-- start Selected extract --

Bird Suttenfield, Ella, and the Foundling

      

Poor Bird Suttenfield. He seems to have had a complicated love life, and a horrible death. He was also the recipient of an amazing gift.

Bird was born in Fort Wayne in November 1865, the son of Asa More Suttenfield and Louisa Bennett. He was the baby of his family, and probably was named after his uncle Ochmig Bird, who served in the Indiana State Legislature.

     When Bird was born, his family had returned to Fort Wayne after more than a decade in Missouri. Soon they uprooted again and Bird’s early years were spent in Osage County, Arkansas. By 1880, if not earlier, the family returned once again to Fort Wayne where both Bird and his parents would live for the rest of their lives. 

     Asa More was the son of early Fort Wayne settlers William Suttenfield and Laura Taylor. He farmed and worked as a wagoner and teamster. Bird followed in his father’s footsteps as a teamster.  

     On the last day of 1892, Bird’s complicated marital life began. He was 27 when he married 17-year old Ella Viola Hummel. Ella had a difficult start in life. Her parents divorced when she was a toddler and her father took the children. He died when she was 16, and now, Ella could presumably have her own home and be supported by a husband.

-- end Selected extract --
-- start Entries supplied --

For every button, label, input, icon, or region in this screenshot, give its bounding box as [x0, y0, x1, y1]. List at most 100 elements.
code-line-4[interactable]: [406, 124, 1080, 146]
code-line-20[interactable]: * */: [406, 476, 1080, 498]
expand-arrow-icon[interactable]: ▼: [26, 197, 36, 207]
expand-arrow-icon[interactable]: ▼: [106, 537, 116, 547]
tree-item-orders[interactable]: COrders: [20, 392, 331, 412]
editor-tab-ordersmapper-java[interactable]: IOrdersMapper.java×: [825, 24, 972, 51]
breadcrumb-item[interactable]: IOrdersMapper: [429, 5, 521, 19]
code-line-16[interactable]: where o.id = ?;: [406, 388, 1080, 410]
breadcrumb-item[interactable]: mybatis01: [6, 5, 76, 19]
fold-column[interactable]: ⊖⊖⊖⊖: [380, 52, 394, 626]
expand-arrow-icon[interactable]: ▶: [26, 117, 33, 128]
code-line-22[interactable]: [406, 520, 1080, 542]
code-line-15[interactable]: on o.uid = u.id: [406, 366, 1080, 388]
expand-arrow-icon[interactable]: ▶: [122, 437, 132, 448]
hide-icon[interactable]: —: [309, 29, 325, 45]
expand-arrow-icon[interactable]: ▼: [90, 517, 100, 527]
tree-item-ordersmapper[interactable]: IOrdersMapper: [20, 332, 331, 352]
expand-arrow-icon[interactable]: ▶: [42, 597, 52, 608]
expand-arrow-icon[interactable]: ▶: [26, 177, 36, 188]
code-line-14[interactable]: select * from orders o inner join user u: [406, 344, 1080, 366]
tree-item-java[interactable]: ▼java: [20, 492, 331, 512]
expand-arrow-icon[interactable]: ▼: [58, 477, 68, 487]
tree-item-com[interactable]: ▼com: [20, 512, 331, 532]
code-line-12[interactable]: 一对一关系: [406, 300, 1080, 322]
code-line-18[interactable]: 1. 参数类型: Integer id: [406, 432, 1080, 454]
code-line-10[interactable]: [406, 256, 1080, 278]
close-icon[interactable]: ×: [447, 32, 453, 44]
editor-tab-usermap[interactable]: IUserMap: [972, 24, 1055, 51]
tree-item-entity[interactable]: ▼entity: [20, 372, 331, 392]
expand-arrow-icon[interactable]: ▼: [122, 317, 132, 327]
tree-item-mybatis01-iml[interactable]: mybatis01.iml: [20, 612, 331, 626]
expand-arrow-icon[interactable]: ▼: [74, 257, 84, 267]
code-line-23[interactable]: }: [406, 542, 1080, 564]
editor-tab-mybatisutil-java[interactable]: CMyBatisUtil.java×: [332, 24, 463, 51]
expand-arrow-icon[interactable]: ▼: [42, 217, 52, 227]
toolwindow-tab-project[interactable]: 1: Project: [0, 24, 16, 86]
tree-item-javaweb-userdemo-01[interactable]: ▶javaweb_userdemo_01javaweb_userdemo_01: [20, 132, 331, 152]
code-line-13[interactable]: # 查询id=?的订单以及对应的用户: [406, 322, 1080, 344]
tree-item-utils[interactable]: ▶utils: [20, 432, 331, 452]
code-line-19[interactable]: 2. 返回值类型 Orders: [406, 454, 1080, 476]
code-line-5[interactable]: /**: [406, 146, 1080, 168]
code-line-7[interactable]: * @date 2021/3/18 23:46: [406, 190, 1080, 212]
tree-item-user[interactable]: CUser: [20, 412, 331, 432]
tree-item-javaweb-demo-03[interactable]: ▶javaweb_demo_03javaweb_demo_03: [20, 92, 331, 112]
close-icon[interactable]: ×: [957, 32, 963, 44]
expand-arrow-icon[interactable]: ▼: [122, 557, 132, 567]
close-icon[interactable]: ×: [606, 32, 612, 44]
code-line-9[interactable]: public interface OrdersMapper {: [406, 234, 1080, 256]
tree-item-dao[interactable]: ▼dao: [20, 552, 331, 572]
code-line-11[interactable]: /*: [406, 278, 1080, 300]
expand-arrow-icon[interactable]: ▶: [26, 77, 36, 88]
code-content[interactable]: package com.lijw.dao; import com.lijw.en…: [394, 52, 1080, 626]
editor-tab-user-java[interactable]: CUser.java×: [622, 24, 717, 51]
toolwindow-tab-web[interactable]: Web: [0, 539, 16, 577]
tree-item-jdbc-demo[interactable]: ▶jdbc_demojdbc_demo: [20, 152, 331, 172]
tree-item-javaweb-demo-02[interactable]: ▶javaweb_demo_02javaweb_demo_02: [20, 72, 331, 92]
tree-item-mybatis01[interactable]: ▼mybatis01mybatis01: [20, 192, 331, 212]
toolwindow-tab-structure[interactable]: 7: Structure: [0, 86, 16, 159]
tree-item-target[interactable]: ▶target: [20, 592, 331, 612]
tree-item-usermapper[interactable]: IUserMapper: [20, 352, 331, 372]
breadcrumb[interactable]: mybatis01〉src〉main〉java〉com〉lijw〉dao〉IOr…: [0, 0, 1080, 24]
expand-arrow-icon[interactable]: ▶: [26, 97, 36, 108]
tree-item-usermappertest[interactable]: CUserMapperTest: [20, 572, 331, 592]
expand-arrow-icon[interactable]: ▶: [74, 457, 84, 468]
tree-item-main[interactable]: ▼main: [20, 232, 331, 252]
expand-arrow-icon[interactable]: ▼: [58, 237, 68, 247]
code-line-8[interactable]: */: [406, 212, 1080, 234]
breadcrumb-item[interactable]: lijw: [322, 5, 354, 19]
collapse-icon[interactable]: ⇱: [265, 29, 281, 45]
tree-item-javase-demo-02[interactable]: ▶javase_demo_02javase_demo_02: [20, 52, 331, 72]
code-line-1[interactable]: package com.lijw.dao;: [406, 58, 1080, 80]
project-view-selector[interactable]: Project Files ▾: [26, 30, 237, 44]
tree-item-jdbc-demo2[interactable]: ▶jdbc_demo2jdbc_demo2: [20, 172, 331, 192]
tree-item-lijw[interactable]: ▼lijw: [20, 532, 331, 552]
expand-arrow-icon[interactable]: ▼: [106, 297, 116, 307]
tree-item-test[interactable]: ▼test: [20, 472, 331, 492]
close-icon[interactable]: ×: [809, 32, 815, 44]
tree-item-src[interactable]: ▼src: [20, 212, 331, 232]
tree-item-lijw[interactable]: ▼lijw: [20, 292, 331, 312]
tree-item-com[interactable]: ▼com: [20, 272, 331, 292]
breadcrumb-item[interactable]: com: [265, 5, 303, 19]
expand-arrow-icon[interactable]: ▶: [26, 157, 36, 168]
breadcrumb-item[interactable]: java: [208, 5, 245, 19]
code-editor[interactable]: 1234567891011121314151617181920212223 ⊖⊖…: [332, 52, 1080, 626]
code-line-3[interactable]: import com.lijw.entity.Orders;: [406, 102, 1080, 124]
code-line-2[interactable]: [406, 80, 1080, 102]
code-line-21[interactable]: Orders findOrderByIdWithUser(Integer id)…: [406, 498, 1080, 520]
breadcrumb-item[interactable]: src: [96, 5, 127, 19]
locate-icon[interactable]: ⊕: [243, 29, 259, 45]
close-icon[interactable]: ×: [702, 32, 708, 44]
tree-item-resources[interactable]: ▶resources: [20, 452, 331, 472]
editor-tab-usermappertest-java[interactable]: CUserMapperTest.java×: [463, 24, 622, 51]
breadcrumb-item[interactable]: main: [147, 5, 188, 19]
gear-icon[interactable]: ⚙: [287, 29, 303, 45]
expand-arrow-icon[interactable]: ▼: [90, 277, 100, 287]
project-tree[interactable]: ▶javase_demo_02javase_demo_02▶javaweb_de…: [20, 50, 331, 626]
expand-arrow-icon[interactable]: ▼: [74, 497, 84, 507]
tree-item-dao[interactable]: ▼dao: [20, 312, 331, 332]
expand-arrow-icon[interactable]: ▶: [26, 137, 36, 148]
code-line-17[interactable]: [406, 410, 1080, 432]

-- end Entries supplied --

*Requirement 1*
Quote a passage from the Bird Suttenfield piece word for word: begin at the words "Bird was born in" and stop after "Indiana State Legislature.".
*Requirement 2*
Answer these questions from the Bird Suttenfield piece:
(a) In what city and in what month and year was Bird born?
(b) What work did Bird take up, following his father?
(c) How old were Bird and Ella when they married?
The listing is separate from the Bird Suttenfield piece.

*Exercise result 1*
Bird was born in Fort Wayne in November 1865, the son of Asa More Suttenfield and Louisa Bennett. He was the baby of his family, and probably was named after his uncle Ochmig Bird, who served in the Indiana State Legislature.

*Exercise result 2*
(a) Fort Wayne, in November 1865.
(b) He worked as a teamster.
(c) Bird was 27 and Ella was 17.